* **Your objective**
Copy every line of the entries that follow without any changes.

* **Available records**
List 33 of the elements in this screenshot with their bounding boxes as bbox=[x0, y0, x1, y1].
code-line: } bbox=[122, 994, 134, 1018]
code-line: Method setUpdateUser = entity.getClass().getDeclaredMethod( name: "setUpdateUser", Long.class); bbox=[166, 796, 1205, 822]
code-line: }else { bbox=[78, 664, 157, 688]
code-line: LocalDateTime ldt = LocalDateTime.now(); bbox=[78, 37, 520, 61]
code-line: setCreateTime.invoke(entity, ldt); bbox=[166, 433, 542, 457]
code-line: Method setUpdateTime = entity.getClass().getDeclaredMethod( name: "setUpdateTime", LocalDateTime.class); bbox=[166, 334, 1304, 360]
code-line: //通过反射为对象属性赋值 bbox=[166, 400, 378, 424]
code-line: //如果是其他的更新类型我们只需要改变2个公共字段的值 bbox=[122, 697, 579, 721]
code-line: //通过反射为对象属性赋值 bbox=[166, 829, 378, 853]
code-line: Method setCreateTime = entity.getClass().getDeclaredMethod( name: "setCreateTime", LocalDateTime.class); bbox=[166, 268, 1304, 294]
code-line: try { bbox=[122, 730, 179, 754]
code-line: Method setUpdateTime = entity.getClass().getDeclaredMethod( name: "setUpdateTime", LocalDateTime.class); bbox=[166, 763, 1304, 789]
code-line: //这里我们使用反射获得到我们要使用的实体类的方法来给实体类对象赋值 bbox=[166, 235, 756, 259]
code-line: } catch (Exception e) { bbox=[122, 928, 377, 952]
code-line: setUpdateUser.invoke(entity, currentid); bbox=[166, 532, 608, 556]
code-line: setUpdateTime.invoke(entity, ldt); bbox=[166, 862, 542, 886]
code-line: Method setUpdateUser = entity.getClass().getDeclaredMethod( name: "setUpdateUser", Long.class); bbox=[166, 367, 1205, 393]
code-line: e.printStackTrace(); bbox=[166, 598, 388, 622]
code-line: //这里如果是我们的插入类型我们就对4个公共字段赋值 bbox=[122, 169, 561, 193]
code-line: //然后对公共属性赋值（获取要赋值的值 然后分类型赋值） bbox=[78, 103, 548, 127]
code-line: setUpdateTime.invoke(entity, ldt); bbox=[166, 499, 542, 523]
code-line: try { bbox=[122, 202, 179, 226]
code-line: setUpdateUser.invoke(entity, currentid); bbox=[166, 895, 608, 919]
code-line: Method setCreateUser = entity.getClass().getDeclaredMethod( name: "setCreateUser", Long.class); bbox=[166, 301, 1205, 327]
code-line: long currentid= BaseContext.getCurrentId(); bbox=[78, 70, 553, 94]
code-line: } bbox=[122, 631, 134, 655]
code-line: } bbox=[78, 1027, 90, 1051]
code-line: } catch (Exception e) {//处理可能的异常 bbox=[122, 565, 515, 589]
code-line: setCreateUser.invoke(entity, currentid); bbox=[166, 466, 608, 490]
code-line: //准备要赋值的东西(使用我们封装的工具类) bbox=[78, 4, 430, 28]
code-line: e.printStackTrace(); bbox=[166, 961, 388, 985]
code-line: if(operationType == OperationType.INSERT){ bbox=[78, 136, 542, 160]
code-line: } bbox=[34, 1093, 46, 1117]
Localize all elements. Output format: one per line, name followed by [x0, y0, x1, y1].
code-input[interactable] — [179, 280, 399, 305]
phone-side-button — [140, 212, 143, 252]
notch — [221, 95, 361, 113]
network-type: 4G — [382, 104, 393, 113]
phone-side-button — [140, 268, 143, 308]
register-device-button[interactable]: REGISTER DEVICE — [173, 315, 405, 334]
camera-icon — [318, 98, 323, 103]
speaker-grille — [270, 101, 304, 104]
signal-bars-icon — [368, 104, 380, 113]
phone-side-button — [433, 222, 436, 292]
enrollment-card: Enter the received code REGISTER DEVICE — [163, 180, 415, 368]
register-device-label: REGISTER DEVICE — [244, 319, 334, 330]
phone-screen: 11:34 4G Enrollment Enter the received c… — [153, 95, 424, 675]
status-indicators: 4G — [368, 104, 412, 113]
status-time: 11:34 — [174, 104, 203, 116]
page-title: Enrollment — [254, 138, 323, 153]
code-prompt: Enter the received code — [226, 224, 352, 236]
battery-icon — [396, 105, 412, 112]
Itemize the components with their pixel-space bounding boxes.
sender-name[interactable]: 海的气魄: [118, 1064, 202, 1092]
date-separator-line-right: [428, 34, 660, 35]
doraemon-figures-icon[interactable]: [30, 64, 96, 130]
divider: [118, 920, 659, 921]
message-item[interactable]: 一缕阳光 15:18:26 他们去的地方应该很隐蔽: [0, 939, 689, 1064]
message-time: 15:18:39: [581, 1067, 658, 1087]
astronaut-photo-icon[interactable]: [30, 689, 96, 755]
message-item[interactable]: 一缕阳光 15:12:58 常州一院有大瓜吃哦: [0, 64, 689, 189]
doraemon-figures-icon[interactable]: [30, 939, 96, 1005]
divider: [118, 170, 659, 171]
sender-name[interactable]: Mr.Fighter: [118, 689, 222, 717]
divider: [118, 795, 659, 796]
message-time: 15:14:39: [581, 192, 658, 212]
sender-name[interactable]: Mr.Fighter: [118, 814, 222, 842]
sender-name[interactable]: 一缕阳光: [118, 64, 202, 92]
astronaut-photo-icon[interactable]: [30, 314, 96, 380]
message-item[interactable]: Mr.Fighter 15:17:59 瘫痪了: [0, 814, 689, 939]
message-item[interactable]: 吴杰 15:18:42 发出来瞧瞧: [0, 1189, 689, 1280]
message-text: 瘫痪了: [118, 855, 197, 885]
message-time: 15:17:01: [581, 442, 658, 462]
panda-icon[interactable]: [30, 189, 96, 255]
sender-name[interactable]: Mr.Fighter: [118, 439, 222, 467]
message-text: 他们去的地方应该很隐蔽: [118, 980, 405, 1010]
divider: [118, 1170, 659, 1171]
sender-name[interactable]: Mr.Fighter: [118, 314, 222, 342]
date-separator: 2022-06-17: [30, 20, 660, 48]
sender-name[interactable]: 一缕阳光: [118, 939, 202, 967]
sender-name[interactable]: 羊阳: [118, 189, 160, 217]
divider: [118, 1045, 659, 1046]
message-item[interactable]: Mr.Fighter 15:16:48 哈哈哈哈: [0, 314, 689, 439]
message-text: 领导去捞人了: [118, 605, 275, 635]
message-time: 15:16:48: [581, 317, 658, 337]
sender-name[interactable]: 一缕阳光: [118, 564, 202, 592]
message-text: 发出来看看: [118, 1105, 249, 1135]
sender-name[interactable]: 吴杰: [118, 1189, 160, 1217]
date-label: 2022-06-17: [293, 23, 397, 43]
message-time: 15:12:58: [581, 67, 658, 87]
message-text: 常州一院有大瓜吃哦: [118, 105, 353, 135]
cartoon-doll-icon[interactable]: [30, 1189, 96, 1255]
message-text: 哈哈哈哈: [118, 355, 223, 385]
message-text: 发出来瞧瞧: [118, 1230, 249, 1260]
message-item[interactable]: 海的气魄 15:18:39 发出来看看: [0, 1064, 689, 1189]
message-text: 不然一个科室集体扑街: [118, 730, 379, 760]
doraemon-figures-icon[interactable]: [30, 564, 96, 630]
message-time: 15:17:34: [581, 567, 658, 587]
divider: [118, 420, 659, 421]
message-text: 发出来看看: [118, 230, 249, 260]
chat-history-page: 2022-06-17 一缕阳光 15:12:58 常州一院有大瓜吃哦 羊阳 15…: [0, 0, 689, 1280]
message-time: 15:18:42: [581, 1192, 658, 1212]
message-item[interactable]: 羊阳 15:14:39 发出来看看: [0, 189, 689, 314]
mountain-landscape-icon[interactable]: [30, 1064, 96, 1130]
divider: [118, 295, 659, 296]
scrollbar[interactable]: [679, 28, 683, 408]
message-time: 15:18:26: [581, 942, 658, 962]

* **The completed task**
List 33 of the elements in this screenshot with their bounding boxes as bbox=[x0, y0, x1, y1].
code-line: } bbox=[122, 994, 134, 1018]
code-line: Method setUpdateUser = entity.getClass().getDeclaredMethod( name: "setUpdateUser", Long.class); bbox=[166, 796, 1205, 822]
code-line: }else { bbox=[78, 664, 157, 688]
code-line: LocalDateTime ldt = LocalDateTime.now(); bbox=[78, 37, 520, 61]
code-line: setCreateTime.invoke(entity, ldt); bbox=[166, 433, 542, 457]
code-line: Method setUpdateTime = entity.getClass().getDeclaredMethod( name: "setUpdateTime", LocalDateTime.class); bbox=[166, 334, 1304, 360]
code-line: //通过反射为对象属性赋值 bbox=[166, 400, 378, 424]
code-line: //如果是其他的更新类型我们只需要改变2个公共字段的值 bbox=[122, 697, 579, 721]
code-line: //通过反射为对象属性赋值 bbox=[166, 829, 378, 853]
code-line: Method setCreateTime = entity.getClass().getDeclaredMethod( name: "setCreateTime", LocalDateTime.class); bbox=[166, 268, 1304, 294]
code-line: try { bbox=[122, 730, 179, 754]
code-line: Method setUpdateTime = entity.getClass().getDeclaredMethod( name: "setUpdateTime", LocalDateTime.class); bbox=[166, 763, 1304, 789]
code-line: //这里我们使用反射获得到我们要使用的实体类的方法来给实体类对象赋值 bbox=[166, 235, 756, 259]
code-line: } catch (Exception e) { bbox=[122, 928, 377, 952]
code-line: setUpdateUser.invoke(entity, currentid); bbox=[166, 532, 608, 556]
code-line: setUpdateTime.invoke(entity, ldt); bbox=[166, 862, 542, 886]
code-line: Method setUpdateUser = entity.getClass().getDeclaredMethod( name: "setUpdateUser", Long.class); bbox=[166, 367, 1205, 393]
code-line: e.printStackTrace(); bbox=[166, 598, 388, 622]
code-line: //这里如果是我们的插入类型我们就对4个公共字段赋值 bbox=[122, 169, 561, 193]
code-line: //然后对公共属性赋值（获取要赋值的值 然后分类型赋值） bbox=[78, 103, 548, 127]
code-line: setUpdateTime.invoke(entity, ldt); bbox=[166, 499, 542, 523]
code-line: try { bbox=[122, 202, 179, 226]
code-line: setUpdateUser.invoke(entity, currentid); bbox=[166, 895, 608, 919]
code-line: Method setCreateUser = entity.getClass().getDeclaredMethod( name: "setCreateUser", Long.class); bbox=[166, 301, 1205, 327]
code-line: long currentid= BaseContext.getCurrentId(); bbox=[78, 70, 553, 94]
code-line: } bbox=[122, 631, 134, 655]
code-line: } bbox=[78, 1027, 90, 1051]
code-line: } catch (Exception e) {//处理可能的异常 bbox=[122, 565, 515, 589]
code-line: setCreateUser.invoke(entity, currentid); bbox=[166, 466, 608, 490]
code-line: //准备要赋值的东西(使用我们封装的工具类) bbox=[78, 4, 430, 28]
code-line: e.printStackTrace(); bbox=[166, 961, 388, 985]
code-line: if(operationType == OperationType.INSERT){ bbox=[78, 136, 542, 160]
code-line: } bbox=[34, 1093, 46, 1117]
Localize all elements. Output format: one per line, name followed by [x0, y0, x1, y1].
code-input[interactable] — [179, 280, 399, 305]
phone-side-button — [140, 212, 143, 252]
notch — [221, 95, 361, 113]
network-type: 4G — [382, 104, 393, 113]
phone-side-button — [140, 268, 143, 308]
register-device-button[interactable]: REGISTER DEVICE — [173, 315, 405, 334]
camera-icon — [318, 98, 323, 103]
speaker-grille — [270, 101, 304, 104]
signal-bars-icon — [368, 104, 380, 113]
phone-side-button — [433, 222, 436, 292]
enrollment-card: Enter the received code REGISTER DEVICE — [163, 180, 415, 368]
register-device-label: REGISTER DEVICE — [244, 319, 334, 330]
phone-screen: 11:34 4G Enrollment Enter the received c… — [153, 95, 424, 675]
status-indicators: 4G — [368, 104, 412, 113]
status-time: 11:34 — [174, 104, 203, 116]
page-title: Enrollment — [254, 138, 323, 153]
code-prompt: Enter the received code — [226, 224, 352, 236]
battery-icon — [396, 105, 412, 112]
Itemize the components with their pixel-space bounding boxes.
sender-name[interactable]: 海的气魄: [118, 1064, 202, 1092]
date-separator-line-right: [428, 34, 660, 35]
doraemon-figures-icon[interactable]: [30, 64, 96, 130]
divider: [118, 920, 659, 921]
message-item[interactable]: 一缕阳光 15:18:26 他们去的地方应该很隐蔽: [0, 939, 689, 1064]
message-time: 15:18:39: [581, 1067, 658, 1087]
astronaut-photo-icon[interactable]: [30, 689, 96, 755]
message-item[interactable]: 一缕阳光 15:12:58 常州一院有大瓜吃哦: [0, 64, 689, 189]
doraemon-figures-icon[interactable]: [30, 939, 96, 1005]
divider: [118, 170, 659, 171]
sender-name[interactable]: Mr.Fighter: [118, 689, 222, 717]
divider: [118, 795, 659, 796]
message-time: 15:14:39: [581, 192, 658, 212]
sender-name[interactable]: Mr.Fighter: [118, 814, 222, 842]
sender-name[interactable]: 一缕阳光: [118, 64, 202, 92]
astronaut-photo-icon[interactable]: [30, 314, 96, 380]
message-item[interactable]: Mr.Fighter 15:17:59 瘫痪了: [0, 814, 689, 939]
message-item[interactable]: 吴杰 15:18:42 发出来瞧瞧: [0, 1189, 689, 1280]
message-text: 瘫痪了: [118, 855, 197, 885]
message-time: 15:17:01: [581, 442, 658, 462]
panda-icon[interactable]: [30, 189, 96, 255]
sender-name[interactable]: Mr.Fighter: [118, 439, 222, 467]
message-text: 他们去的地方应该很隐蔽: [118, 980, 405, 1010]
divider: [118, 1170, 659, 1171]
sender-name[interactable]: Mr.Fighter: [118, 314, 222, 342]
date-separator: 2022-06-17: [30, 20, 660, 48]
sender-name[interactable]: 一缕阳光: [118, 939, 202, 967]
sender-name[interactable]: 羊阳: [118, 189, 160, 217]
divider: [118, 1045, 659, 1046]
message-item[interactable]: Mr.Fighter 15:16:48 哈哈哈哈: [0, 314, 689, 439]
message-text: 领导去捞人了: [118, 605, 275, 635]
message-time: 15:16:48: [581, 317, 658, 337]
sender-name[interactable]: 一缕阳光: [118, 564, 202, 592]
message-text: 发出来看看: [118, 1105, 249, 1135]
sender-name[interactable]: 吴杰: [118, 1189, 160, 1217]
date-label: 2022-06-17: [293, 23, 397, 43]
message-time: 15:12:58: [581, 67, 658, 87]
message-text: 常州一院有大瓜吃哦: [118, 105, 353, 135]
cartoon-doll-icon[interactable]: [30, 1189, 96, 1255]
message-text: 哈哈哈哈: [118, 355, 223, 385]
message-text: 发出来瞧瞧: [118, 1230, 249, 1260]
message-item[interactable]: 海的气魄 15:18:39 发出来看看: [0, 1064, 689, 1189]
message-text: 不然一个科室集体扑街: [118, 730, 379, 760]
doraemon-figures-icon[interactable]: [30, 564, 96, 630]
message-time: 15:17:34: [581, 567, 658, 587]
divider: [118, 420, 659, 421]
message-text: 发出来看看: [118, 230, 249, 260]
chat-history-page: 2022-06-17 一缕阳光 15:12:58 常州一院有大瓜吃哦 羊阳 15…: [0, 0, 689, 1280]
message-time: 15:18:42: [581, 1192, 658, 1212]
message-item[interactable]: 羊阳 15:14:39 发出来看看: [0, 189, 689, 314]
mountain-landscape-icon[interactable]: [30, 1064, 96, 1130]
divider: [118, 295, 659, 296]
scrollbar[interactable]: [679, 28, 683, 408]
message-time: 15:18:26: [581, 942, 658, 962]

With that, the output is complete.